* Description of the task: Do not carry the pictures over; copy every other part of the entries exactly.
══ Provided data
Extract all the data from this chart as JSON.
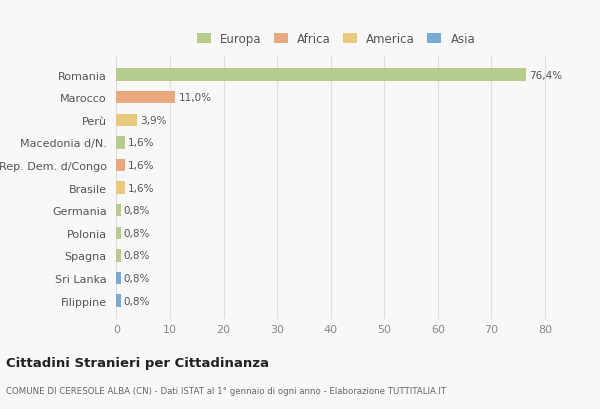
{
  "countries": [
    "Romania",
    "Marocco",
    "Perù",
    "Macedonia d/N.",
    "Rep. Dem. d/Congo",
    "Brasile",
    "Germania",
    "Polonia",
    "Spagna",
    "Sri Lanka",
    "Filippine"
  ],
  "values": [
    76.4,
    11.0,
    3.9,
    1.6,
    1.6,
    1.6,
    0.8,
    0.8,
    0.8,
    0.8,
    0.8
  ],
  "labels": [
    "76,4%",
    "11,0%",
    "3,9%",
    "1,6%",
    "1,6%",
    "1,6%",
    "0,8%",
    "0,8%",
    "0,8%",
    "0,8%",
    "0,8%"
  ],
  "colors": [
    "#b5cc8e",
    "#e8a97e",
    "#e8c97e",
    "#b5cc8e",
    "#e8a97e",
    "#e8c97e",
    "#b5cc8e",
    "#b5cc8e",
    "#b5cc8e",
    "#7aaacf",
    "#7aaacf"
  ],
  "legend_labels": [
    "Europa",
    "Africa",
    "America",
    "Asia"
  ],
  "legend_colors": [
    "#b5cc8e",
    "#e8a97e",
    "#e8c97e",
    "#7aaacf"
  ],
  "title": "Cittadini Stranieri per Cittadinanza",
  "subtitle": "COMUNE DI CERESOLE ALBA (CN) - Dati ISTAT al 1° gennaio di ogni anno - Elaborazione TUTTITALIA.IT",
  "xlim_min": -1,
  "xlim_max": 83,
  "xticks": [
    0,
    10,
    20,
    30,
    40,
    50,
    60,
    70,
    80
  ],
  "bg_color": "#f8f8f8",
  "grid_color": "#dddddd"
}
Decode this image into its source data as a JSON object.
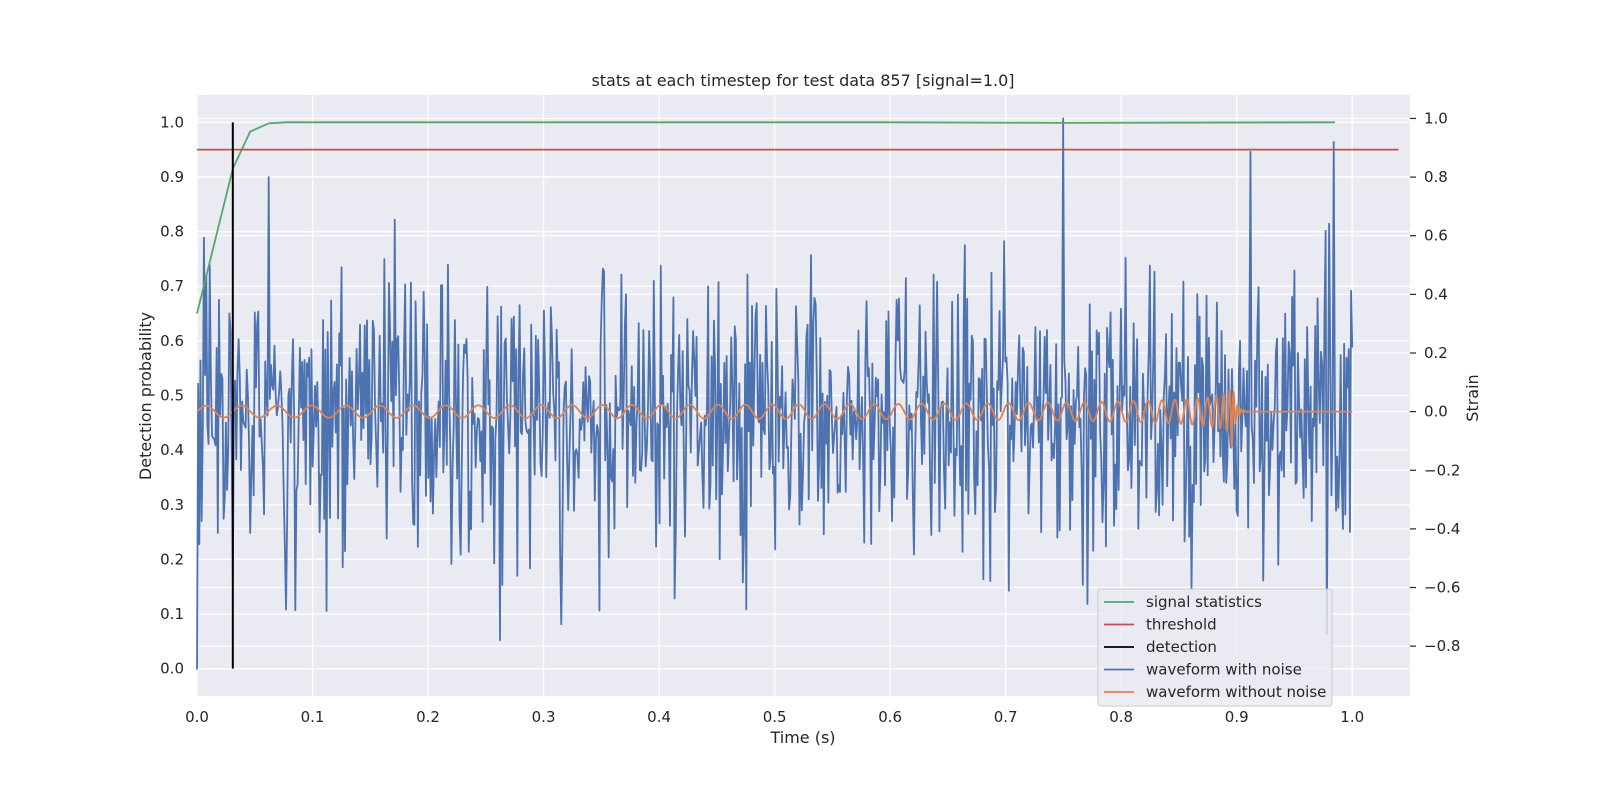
{
  "chart_data": {
    "type": "line",
    "title": "stats at each timestep for test data 857 [signal=1.0]",
    "xlabel": "Time (s)",
    "ylabel_left": "Detection probability",
    "ylabel_right": "Strain",
    "xlim": [
      0.0,
      1.05
    ],
    "ylim_left": [
      -0.05,
      1.05
    ],
    "ylim_right": [
      -0.97,
      1.08
    ],
    "xticks": [
      0.0,
      0.1,
      0.2,
      0.3,
      0.4,
      0.5,
      0.6,
      0.7,
      0.8,
      0.9,
      1.0
    ],
    "xtick_labels": [
      "0.0",
      "0.1",
      "0.2",
      "0.3",
      "0.4",
      "0.5",
      "0.6",
      "0.7",
      "0.8",
      "0.9",
      "1.0"
    ],
    "yticks_left": [
      0.0,
      0.1,
      0.2,
      0.3,
      0.4,
      0.5,
      0.6,
      0.7,
      0.8,
      0.9,
      1.0
    ],
    "ytick_labels_left": [
      "0.0",
      "0.1",
      "0.2",
      "0.3",
      "0.4",
      "0.5",
      "0.6",
      "0.7",
      "0.8",
      "0.9",
      "1.0"
    ],
    "yticks_right": [
      -0.8,
      -0.6,
      -0.4,
      -0.2,
      0.0,
      0.2,
      0.4,
      0.6,
      0.8,
      1.0
    ],
    "ytick_labels_right": [
      "−0.8",
      "−0.6",
      "−0.4",
      "−0.2",
      "0.0",
      "0.2",
      "0.4",
      "0.6",
      "0.8",
      "1.0"
    ],
    "grid": true,
    "legend_position": "lower-right",
    "series": [
      {
        "name": "signal statistics",
        "axis": "left",
        "color": "#55a868",
        "x": [
          0.0,
          0.031,
          0.046,
          0.062,
          0.077,
          0.2,
          0.4,
          0.6,
          0.75,
          0.985
        ],
        "y": [
          0.65,
          0.915,
          0.983,
          0.998,
          1.0,
          1.0,
          1.0,
          1.0,
          0.999,
          1.0
        ]
      },
      {
        "name": "threshold",
        "axis": "left",
        "color": "#c44e52",
        "x": [
          0.0,
          1.04
        ],
        "y": [
          0.95,
          0.95
        ]
      },
      {
        "name": "detection",
        "axis": "left",
        "color": "#000000",
        "x": [
          0.031,
          0.031
        ],
        "y": [
          0.0,
          1.0
        ]
      },
      {
        "name": "waveform with noise",
        "axis": "right",
        "color": "#4c72b0",
        "description_points": 1000,
        "x_range": [
          0.0,
          1.0
        ],
        "amplitude": 0.23,
        "spikes": [
          {
            "x": 0.0,
            "y": -0.88
          },
          {
            "x": 0.062,
            "y": 0.8
          },
          {
            "x": 0.112,
            "y": -0.68
          },
          {
            "x": 0.262,
            "y": -0.78
          },
          {
            "x": 0.75,
            "y": 1.0
          },
          {
            "x": 0.984,
            "y": 0.92
          },
          {
            "x": 0.978,
            "y": -0.76
          }
        ]
      },
      {
        "name": "waveform without noise",
        "axis": "right",
        "color": "#dd8452",
        "x_range": [
          0.0,
          1.0
        ],
        "amplitude_start": 0.02,
        "amplitude_peak": 0.15,
        "merger_time": 0.895,
        "ringdown_end": 0.91
      }
    ]
  }
}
════
* Solution to this problem:
Extract all the data from this chart as JSON.
{
  "countries": [
    "Romania",
    "Marocco",
    "Perù",
    "Macedonia d/N.",
    "Rep. Dem. d/Congo",
    "Brasile",
    "Germania",
    "Polonia",
    "Spagna",
    "Sri Lanka",
    "Filippine"
  ],
  "values": [
    76.4,
    11.0,
    3.9,
    1.6,
    1.6,
    1.6,
    0.8,
    0.8,
    0.8,
    0.8,
    0.8
  ],
  "labels": [
    "76,4%",
    "11,0%",
    "3,9%",
    "1,6%",
    "1,6%",
    "1,6%",
    "0,8%",
    "0,8%",
    "0,8%",
    "0,8%",
    "0,8%"
  ],
  "colors": [
    "#b5cc8e",
    "#e8a97e",
    "#e8c97e",
    "#b5cc8e",
    "#e8a97e",
    "#e8c97e",
    "#b5cc8e",
    "#b5cc8e",
    "#b5cc8e",
    "#7aaacf",
    "#7aaacf"
  ],
  "legend_labels": [
    "Europa",
    "Africa",
    "America",
    "Asia"
  ],
  "legend_colors": [
    "#b5cc8e",
    "#e8a97e",
    "#e8c97e",
    "#7aaacf"
  ],
  "title": "Cittadini Stranieri per Cittadinanza",
  "subtitle": "COMUNE DI CERESOLE ALBA (CN) - Dati ISTAT al 1° gennaio di ogni anno - Elaborazione TUTTITALIA.IT",
  "xlim_min": -1,
  "xlim_max": 83,
  "xticks": [
    0,
    10,
    20,
    30,
    40,
    50,
    60,
    70,
    80
  ],
  "bg_color": "#f8f8f8",
  "grid_color": "#dddddd"
}
Decode this image into its source data as a JSON object.
{
  "chart_data": {
    "type": "line",
    "title": "stats at each timestep for test data 857 [signal=1.0]",
    "xlabel": "Time (s)",
    "ylabel_left": "Detection probability",
    "ylabel_right": "Strain",
    "xlim": [
      0.0,
      1.05
    ],
    "ylim_left": [
      -0.05,
      1.05
    ],
    "ylim_right": [
      -0.97,
      1.08
    ],
    "xticks": [
      0.0,
      0.1,
      0.2,
      0.3,
      0.4,
      0.5,
      0.6,
      0.7,
      0.8,
      0.9,
      1.0
    ],
    "xtick_labels": [
      "0.0",
      "0.1",
      "0.2",
      "0.3",
      "0.4",
      "0.5",
      "0.6",
      "0.7",
      "0.8",
      "0.9",
      "1.0"
    ],
    "yticks_left": [
      0.0,
      0.1,
      0.2,
      0.3,
      0.4,
      0.5,
      0.6,
      0.7,
      0.8,
      0.9,
      1.0
    ],
    "ytick_labels_left": [
      "0.0",
      "0.1",
      "0.2",
      "0.3",
      "0.4",
      "0.5",
      "0.6",
      "0.7",
      "0.8",
      "0.9",
      "1.0"
    ],
    "yticks_right": [
      -0.8,
      -0.6,
      -0.4,
      -0.2,
      0.0,
      0.2,
      0.4,
      0.6,
      0.8,
      1.0
    ],
    "ytick_labels_right": [
      "−0.8",
      "−0.6",
      "−0.4",
      "−0.2",
      "0.0",
      "0.2",
      "0.4",
      "0.6",
      "0.8",
      "1.0"
    ],
    "grid": true,
    "legend_position": "lower-right",
    "series": [
      {
        "name": "signal statistics",
        "axis": "left",
        "color": "#55a868",
        "x": [
          0.0,
          0.031,
          0.046,
          0.062,
          0.077,
          0.2,
          0.4,
          0.6,
          0.75,
          0.985
        ],
        "y": [
          0.65,
          0.915,
          0.983,
          0.998,
          1.0,
          1.0,
          1.0,
          1.0,
          0.999,
          1.0
        ]
      },
      {
        "name": "threshold",
        "axis": "left",
        "color": "#c44e52",
        "x": [
          0.0,
          1.04
        ],
        "y": [
          0.95,
          0.95
        ]
      },
      {
        "name": "detection",
        "axis": "left",
        "color": "#000000",
        "x": [
          0.031,
          0.031
        ],
        "y": [
          0.0,
          1.0
        ]
      },
      {
        "name": "waveform with noise",
        "axis": "right",
        "color": "#4c72b0",
        "description_points": 1000,
        "x_range": [
          0.0,
          1.0
        ],
        "amplitude": 0.23,
        "spikes": [
          {
            "x": 0.0,
            "y": -0.88
          },
          {
            "x": 0.062,
            "y": 0.8
          },
          {
            "x": 0.112,
            "y": -0.68
          },
          {
            "x": 0.262,
            "y": -0.78
          },
          {
            "x": 0.75,
            "y": 1.0
          },
          {
            "x": 0.984,
            "y": 0.92
          },
          {
            "x": 0.978,
            "y": -0.76
          }
        ]
      },
      {
        "name": "waveform without noise",
        "axis": "right",
        "color": "#dd8452",
        "x_range": [
          0.0,
          1.0
        ],
        "amplitude_start": 0.02,
        "amplitude_peak": 0.15,
        "merger_time": 0.895,
        "ringdown_end": 0.91
      }
    ]
  }
}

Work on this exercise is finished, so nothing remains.